§ **THE PROBLEM**:
Find every line with the word "الأحاديث". Copy those lines.

§ **Dataset items**:

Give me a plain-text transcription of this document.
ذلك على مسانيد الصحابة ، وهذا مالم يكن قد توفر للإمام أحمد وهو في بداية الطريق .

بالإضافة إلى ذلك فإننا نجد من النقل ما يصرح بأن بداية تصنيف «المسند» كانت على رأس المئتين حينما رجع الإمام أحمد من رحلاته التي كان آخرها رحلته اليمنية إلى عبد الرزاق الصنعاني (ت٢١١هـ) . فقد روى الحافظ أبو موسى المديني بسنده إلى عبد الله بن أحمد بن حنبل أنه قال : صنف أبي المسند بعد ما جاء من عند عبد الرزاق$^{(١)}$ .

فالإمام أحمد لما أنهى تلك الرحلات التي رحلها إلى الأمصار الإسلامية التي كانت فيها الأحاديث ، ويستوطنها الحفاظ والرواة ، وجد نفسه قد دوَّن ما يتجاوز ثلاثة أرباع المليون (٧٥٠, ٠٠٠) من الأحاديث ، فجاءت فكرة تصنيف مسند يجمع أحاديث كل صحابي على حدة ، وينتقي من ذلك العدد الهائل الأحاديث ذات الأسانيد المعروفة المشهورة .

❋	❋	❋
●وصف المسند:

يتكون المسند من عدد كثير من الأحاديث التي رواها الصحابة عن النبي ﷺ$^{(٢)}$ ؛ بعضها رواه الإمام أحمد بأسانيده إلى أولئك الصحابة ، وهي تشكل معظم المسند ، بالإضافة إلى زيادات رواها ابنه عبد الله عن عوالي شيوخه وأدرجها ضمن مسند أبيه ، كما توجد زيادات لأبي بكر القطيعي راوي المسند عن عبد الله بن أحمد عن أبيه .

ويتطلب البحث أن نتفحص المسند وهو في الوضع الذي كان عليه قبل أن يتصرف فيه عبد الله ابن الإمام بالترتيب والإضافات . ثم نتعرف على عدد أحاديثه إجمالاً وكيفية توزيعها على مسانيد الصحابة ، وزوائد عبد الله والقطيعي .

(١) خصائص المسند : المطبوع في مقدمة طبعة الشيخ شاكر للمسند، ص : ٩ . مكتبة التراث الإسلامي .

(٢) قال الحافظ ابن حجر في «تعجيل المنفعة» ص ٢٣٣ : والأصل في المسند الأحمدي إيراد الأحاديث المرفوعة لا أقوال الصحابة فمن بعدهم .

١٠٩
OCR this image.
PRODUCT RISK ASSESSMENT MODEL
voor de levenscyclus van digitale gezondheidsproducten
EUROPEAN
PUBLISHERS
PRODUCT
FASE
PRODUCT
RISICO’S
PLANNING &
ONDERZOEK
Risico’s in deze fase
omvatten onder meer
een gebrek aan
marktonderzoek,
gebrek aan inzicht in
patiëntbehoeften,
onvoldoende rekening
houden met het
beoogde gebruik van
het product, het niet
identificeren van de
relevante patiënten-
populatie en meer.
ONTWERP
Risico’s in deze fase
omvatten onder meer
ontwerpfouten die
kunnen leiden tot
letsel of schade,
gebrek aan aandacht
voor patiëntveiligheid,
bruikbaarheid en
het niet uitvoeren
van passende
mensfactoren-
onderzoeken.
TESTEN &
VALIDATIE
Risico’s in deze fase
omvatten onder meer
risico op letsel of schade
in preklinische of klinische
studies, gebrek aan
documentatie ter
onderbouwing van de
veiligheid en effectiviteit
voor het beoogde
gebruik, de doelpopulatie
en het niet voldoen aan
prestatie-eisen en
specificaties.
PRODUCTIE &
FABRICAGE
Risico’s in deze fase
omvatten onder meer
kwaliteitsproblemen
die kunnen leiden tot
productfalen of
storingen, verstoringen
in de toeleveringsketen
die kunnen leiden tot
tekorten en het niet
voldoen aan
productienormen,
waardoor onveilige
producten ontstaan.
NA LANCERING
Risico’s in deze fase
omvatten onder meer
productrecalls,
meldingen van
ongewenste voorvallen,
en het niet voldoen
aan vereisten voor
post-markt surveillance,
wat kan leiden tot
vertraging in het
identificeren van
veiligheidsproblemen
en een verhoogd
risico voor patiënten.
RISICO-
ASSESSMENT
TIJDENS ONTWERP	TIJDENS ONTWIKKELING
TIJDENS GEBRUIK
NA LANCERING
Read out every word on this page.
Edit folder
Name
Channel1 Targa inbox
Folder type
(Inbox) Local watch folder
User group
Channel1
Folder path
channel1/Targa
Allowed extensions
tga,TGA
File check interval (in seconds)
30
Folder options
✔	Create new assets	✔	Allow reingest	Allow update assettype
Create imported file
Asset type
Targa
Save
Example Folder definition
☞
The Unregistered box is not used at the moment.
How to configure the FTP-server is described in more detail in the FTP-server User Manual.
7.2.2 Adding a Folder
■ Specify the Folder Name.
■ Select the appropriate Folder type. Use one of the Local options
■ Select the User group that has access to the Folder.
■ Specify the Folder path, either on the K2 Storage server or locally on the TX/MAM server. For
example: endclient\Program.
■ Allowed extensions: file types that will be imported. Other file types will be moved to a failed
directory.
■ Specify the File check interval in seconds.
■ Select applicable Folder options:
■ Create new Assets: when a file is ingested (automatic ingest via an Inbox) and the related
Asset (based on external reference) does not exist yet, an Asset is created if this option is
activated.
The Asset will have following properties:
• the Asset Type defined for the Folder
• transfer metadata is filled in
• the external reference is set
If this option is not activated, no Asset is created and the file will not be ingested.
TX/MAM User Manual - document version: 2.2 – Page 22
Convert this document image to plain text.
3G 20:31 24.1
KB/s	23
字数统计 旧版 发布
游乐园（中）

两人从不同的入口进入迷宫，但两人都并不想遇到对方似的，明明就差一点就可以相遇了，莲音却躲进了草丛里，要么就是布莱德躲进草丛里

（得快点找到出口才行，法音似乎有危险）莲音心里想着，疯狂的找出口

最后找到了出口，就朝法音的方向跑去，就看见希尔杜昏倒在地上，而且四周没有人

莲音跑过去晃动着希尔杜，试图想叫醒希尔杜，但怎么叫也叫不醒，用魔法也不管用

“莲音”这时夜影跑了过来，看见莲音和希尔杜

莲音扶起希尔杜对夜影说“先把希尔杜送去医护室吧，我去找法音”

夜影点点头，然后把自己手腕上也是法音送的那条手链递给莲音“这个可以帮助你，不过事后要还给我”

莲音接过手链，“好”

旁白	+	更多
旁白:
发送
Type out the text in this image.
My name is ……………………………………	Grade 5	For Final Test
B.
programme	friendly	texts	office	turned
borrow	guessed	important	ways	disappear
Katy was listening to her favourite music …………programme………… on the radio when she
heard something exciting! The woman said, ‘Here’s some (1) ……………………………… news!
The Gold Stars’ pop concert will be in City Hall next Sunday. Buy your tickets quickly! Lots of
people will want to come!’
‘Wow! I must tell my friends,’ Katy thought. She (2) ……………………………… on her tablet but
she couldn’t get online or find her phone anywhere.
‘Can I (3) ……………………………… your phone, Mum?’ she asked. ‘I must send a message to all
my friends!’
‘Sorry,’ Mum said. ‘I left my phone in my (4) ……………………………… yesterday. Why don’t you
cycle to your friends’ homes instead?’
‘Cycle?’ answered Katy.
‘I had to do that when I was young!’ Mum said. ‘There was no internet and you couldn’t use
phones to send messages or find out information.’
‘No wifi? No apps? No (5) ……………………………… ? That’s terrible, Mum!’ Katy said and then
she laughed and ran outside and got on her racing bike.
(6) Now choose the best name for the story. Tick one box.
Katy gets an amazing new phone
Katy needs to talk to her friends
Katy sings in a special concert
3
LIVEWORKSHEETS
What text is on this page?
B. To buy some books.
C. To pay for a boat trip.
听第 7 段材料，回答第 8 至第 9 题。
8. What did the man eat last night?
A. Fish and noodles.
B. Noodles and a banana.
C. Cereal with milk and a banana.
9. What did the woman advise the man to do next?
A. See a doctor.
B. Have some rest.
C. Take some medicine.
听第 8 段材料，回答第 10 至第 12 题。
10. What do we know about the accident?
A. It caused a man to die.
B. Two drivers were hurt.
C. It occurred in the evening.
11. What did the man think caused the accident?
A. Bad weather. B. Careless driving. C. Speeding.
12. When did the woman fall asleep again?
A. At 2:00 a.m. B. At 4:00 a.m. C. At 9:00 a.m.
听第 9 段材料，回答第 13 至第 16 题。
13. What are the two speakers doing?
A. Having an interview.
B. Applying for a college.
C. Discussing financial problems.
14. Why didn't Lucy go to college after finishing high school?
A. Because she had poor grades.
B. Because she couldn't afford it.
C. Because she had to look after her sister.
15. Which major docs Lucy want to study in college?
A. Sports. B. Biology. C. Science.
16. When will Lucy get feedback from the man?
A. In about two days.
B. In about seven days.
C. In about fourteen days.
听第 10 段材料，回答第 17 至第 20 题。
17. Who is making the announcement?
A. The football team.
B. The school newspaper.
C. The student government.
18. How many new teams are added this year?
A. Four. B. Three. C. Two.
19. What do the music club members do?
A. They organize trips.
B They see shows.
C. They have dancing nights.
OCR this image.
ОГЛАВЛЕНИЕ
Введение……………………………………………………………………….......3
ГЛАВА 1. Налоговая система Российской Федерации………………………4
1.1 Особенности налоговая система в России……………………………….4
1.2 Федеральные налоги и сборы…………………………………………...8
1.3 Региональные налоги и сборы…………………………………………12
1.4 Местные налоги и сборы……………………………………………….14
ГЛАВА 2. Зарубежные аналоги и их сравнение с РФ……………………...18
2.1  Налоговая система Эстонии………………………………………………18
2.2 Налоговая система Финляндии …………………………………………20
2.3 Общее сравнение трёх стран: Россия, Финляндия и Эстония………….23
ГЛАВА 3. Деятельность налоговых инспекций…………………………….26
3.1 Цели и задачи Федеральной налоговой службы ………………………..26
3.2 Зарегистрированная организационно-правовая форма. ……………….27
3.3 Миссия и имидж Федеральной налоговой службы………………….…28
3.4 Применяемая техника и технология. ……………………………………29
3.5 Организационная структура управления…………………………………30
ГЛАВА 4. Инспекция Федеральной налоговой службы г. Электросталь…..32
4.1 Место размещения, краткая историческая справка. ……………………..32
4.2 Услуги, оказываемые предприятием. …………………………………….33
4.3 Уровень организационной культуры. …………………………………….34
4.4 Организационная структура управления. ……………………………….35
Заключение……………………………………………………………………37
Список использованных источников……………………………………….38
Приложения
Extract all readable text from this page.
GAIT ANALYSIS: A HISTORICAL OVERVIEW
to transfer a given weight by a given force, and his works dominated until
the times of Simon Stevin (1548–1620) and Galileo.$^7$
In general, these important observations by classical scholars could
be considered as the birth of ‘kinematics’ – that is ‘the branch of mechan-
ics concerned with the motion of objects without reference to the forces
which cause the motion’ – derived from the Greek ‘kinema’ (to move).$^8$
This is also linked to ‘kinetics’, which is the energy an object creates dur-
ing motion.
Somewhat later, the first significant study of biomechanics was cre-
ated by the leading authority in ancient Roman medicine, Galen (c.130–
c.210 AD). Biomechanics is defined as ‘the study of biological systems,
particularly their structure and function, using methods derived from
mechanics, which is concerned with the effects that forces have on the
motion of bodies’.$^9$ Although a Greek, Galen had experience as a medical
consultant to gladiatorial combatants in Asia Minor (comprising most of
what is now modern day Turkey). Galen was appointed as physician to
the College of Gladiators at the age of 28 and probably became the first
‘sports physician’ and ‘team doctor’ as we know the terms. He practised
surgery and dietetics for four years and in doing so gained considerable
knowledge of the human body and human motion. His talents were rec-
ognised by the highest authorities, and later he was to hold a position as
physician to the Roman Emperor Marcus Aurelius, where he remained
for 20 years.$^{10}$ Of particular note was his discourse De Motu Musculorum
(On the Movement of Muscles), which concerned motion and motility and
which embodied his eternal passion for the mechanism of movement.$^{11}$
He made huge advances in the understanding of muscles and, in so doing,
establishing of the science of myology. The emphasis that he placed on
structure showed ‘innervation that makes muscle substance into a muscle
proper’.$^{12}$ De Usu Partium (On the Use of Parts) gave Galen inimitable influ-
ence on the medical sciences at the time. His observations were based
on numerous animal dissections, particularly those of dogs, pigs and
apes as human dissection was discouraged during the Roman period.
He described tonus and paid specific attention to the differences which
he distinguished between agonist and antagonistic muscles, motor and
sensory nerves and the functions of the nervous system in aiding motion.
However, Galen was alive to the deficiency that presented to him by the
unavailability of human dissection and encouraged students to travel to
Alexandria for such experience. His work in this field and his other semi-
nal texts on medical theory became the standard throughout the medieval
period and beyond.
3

§ **WORKED SOLUTION**:
فالإمام أحمد لما أنهى تلك الرحلات التي رحلها إلى الأمصار الإسلامية التي كانت فيها الأحاديث ، ويستوطنها الحفاظ والرواة ، وجد نفسه قد دوَّن ما يتجاوز ثلاثة أرباع المليون (٧٥٠, ٠٠٠) من الأحاديث ، فجاءت فكرة تصنيف مسند يجمع أحاديث كل صحابي على حدة ، وينتقي من ذلك العدد الهائل الأحاديث ذات الأسانيد المعروفة المشهورة .
يتكون المسند من عدد كثير من الأحاديث التي رواها الصحابة عن النبي ﷺ$^{(٢)}$ ؛ بعضها رواه الإمام أحمد بأسانيده إلى أولئك الصحابة ، وهي تشكل معظم المسند ، بالإضافة إلى زيادات رواها ابنه عبد الله عن عوالي شيوخه وأدرجها ضمن مسند أبيه ، كما توجد زيادات لأبي بكر القطيعي راوي المسند عن عبد الله بن أحمد عن أبيه .
(٢) قال الحافظ ابن حجر في «تعجيل المنفعة» ص ٢٣٣ : والأصل في المسند الأحمدي إيراد الأحاديث المرفوعة لا أقوال الصحابة فمن بعدهم .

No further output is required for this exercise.